### Brief 1
Write out the part of the page excerpt between "Our next Meeting" and "Rozie Bradley  Secretary.", inclusive.
### Brief 2
In one to three sentences, explain why the crossword guide's writer decided to put down notes and suggestions.
### Brief 3
Carry on the crossword-solving guide from where it stops.

### Page excerpt
-=-=-=-=-
Our next Meeting is on the 13th April in the Village Hall at the usual time of 7 for 7.30 when Derrick Donnison-Morgan will be speaking to us about Madeira – Island of Flowers.   Look forward to seeing you then!


Rozie Bradley  Secretary.

John Fox’s Guide to Solving Cryptic Crosswords

A number of people have been kind enough to say that they enjoyed doing the cryptic crosswords that I produce for The Village Magazine. However many of them go on to say that they can usually only solve a few of the clues! So I thought it might help if I put down a few notes and suggestions that may help readers solve more (or even all!) of the clues. There are few things more satisfying (to me, at least!) than inserting the final word and seeing the grid complete.

The first thing that must be said is that staring at a clue for a long time wondering what it means is not often the most productive way of solving it. In fact I would recommend that when starting a crossword you should look at each clue for no more than 20 seconds, and if you have no inspiration you should go on to the next clue, and the next, and so on until you come to a clue which lights up that little lightbulb, and you are able to fill in the word. Then once you have a word (or two) filled in you can start to work around those and use crossing letters to help you. It’s surprising how the grid will start to fill if you have a B or P or Q from a crossing word!
-=-=-=-=-
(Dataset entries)

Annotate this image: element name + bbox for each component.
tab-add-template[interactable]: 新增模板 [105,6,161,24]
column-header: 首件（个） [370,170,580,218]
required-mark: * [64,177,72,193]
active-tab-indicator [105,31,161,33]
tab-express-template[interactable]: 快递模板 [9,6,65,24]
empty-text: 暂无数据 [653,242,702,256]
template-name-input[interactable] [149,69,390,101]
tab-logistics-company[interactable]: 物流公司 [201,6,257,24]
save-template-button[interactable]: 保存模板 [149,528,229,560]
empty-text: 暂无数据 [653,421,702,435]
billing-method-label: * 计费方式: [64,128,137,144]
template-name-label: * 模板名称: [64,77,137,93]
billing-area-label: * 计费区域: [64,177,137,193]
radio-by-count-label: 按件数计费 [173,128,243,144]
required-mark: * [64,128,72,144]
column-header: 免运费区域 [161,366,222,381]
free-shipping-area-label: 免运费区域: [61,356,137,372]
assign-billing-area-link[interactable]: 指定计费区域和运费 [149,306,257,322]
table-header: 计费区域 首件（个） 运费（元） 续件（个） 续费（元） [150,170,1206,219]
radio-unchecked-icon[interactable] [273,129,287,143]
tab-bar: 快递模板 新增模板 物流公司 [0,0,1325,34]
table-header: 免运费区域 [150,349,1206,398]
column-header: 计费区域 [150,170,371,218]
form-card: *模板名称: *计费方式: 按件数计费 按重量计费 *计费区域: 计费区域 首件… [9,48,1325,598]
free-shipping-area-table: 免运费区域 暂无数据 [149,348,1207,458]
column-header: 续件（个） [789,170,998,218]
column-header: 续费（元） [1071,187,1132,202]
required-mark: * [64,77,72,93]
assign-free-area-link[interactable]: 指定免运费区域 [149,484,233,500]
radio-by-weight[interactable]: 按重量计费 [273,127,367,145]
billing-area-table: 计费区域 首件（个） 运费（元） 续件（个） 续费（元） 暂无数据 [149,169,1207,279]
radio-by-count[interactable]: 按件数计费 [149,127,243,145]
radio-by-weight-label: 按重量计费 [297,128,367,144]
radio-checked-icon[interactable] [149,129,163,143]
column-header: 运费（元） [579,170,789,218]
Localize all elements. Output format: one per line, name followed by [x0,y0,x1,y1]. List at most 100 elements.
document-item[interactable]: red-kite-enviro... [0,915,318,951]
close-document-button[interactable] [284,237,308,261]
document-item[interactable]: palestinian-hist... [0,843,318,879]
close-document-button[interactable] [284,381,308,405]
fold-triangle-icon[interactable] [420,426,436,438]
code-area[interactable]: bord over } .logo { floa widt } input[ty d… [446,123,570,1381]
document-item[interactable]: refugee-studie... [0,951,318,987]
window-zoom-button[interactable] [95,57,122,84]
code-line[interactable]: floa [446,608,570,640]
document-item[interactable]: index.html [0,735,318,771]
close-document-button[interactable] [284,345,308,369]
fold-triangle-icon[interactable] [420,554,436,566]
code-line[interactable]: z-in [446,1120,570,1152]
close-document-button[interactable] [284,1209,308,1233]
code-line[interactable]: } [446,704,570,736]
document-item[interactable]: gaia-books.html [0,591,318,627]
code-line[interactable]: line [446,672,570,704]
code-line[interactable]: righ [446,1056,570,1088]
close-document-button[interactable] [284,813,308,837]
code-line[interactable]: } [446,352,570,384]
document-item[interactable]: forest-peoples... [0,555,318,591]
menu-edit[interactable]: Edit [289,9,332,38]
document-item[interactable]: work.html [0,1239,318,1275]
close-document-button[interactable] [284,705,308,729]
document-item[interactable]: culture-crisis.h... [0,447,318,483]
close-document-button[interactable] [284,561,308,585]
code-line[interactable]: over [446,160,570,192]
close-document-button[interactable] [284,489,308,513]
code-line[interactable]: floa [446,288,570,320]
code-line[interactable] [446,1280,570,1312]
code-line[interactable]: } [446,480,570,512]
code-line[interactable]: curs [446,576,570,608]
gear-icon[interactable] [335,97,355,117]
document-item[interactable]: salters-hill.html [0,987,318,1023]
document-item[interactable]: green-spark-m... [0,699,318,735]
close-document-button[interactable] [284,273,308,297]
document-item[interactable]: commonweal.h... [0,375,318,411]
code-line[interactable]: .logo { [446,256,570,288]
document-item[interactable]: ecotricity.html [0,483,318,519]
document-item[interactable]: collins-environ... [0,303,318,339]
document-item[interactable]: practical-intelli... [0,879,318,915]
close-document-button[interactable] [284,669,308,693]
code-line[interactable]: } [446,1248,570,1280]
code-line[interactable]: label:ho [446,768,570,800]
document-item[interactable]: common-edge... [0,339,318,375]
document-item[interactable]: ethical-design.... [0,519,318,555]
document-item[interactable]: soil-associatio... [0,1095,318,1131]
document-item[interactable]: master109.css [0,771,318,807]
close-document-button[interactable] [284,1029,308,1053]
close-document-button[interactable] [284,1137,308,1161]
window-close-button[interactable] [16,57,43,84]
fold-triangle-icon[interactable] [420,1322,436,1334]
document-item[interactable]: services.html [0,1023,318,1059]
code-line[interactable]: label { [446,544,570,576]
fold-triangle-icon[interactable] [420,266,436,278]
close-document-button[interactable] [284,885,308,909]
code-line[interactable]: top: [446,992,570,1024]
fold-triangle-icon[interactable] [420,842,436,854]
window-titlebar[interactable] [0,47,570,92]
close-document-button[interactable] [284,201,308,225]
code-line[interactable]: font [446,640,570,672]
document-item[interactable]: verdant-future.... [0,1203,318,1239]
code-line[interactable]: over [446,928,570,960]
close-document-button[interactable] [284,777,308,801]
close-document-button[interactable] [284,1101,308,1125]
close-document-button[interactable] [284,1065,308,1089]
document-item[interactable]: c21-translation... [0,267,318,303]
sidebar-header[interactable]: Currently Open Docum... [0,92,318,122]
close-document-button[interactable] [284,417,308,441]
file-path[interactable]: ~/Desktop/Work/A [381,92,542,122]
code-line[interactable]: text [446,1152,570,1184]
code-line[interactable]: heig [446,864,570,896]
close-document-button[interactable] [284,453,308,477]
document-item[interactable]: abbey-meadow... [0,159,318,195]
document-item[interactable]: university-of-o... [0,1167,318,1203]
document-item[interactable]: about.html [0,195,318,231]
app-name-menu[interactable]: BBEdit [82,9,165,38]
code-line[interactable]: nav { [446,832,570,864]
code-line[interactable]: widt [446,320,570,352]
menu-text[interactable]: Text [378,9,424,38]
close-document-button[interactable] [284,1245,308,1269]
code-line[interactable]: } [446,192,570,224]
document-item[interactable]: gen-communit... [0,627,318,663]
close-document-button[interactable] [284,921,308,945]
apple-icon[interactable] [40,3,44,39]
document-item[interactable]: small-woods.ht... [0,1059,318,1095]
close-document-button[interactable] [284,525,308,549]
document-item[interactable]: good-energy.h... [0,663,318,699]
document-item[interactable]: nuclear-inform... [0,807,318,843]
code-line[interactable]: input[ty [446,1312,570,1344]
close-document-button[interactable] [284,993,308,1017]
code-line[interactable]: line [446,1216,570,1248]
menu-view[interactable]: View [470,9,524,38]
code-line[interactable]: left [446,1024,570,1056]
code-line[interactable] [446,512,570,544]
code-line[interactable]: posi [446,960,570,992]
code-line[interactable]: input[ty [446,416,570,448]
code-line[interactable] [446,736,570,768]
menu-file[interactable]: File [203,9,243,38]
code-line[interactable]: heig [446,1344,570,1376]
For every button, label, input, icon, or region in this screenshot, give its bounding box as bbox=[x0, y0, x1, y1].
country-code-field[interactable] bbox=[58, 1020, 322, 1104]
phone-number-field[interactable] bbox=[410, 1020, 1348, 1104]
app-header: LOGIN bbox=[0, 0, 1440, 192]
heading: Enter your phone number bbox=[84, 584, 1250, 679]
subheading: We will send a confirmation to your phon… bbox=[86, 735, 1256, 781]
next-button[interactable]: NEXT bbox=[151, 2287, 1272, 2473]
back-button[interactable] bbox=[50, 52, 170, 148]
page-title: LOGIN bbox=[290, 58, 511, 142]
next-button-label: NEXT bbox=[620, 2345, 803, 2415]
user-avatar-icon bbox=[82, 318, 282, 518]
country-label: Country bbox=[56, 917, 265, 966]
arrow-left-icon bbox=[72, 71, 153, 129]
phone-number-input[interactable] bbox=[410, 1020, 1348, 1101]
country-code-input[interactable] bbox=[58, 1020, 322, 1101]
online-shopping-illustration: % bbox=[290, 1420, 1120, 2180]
-=-=-=-=-
### Result 1
Our next Meeting is on the 13th April in the Village Hall at the usual time of 7 for 7.30 when Derrick Donnison-Morgan will be speaking to us about Madeira – Island of Flowers.   Look forward to seeing you then!


Rozie Bradley  Secretary.

### Result 2
Many people told the writer they enjoyed the cryptic crosswords in The Village Magazine but could usually solve only a few of the clues. The notes were meant to help readers solve more, or even all, of them.

### Result 3
But I am getting ahead of myself. Cryptic crossword clues conform to certain rules and patterns, and spotting the nature of the clue will give you the key to solving it. Unlike general knowledge crosswords, with a cryptic crossword it should be possible to definitely derive the solution from the clue, with no ambiguity. Most cryptic clues comprise two distinct parts, the DEFINITION and the CRYPTIC part (sometimes called the WORDPLAY). In the wordplay you will usually find an INDICATOR which will suggest to the solver what kind of clue it is. To make this clearer let’s look at some examples:



I usually look for the anagrams when I start to solve a crossword – they are comparatively easy to spot and you can be pretty sure you have got the right answer when you unscramble the letters. Take these clues from a recent crossword:

 Liveliness arising from stewed tripes (6). Look at the words in the clue: there is one word of 6 letters –  tripes – and this suggests that the solution could be an anagram of this word. The word stewed in this case is an indicator. There are many indicators for an anagram, all suggesting some kind of turmoil or change. Other examples might be abnormal, agitated, bizarre, change, defective, flawed, oddly, somehow – and in this case stewed. The definition in this clue is the word liveliness. So we are looking for a word which suggests or is a synonym of this word. Re-arrange the letters of tripes and you get esprit, which is the answer.

 Engineer maybe gets lots of memory! (9). In this case the word engineer is the anagram indicator and the wordplay is on the words maybe gets. Re-arranging these two words give you the definition: megabytes – lots of memory!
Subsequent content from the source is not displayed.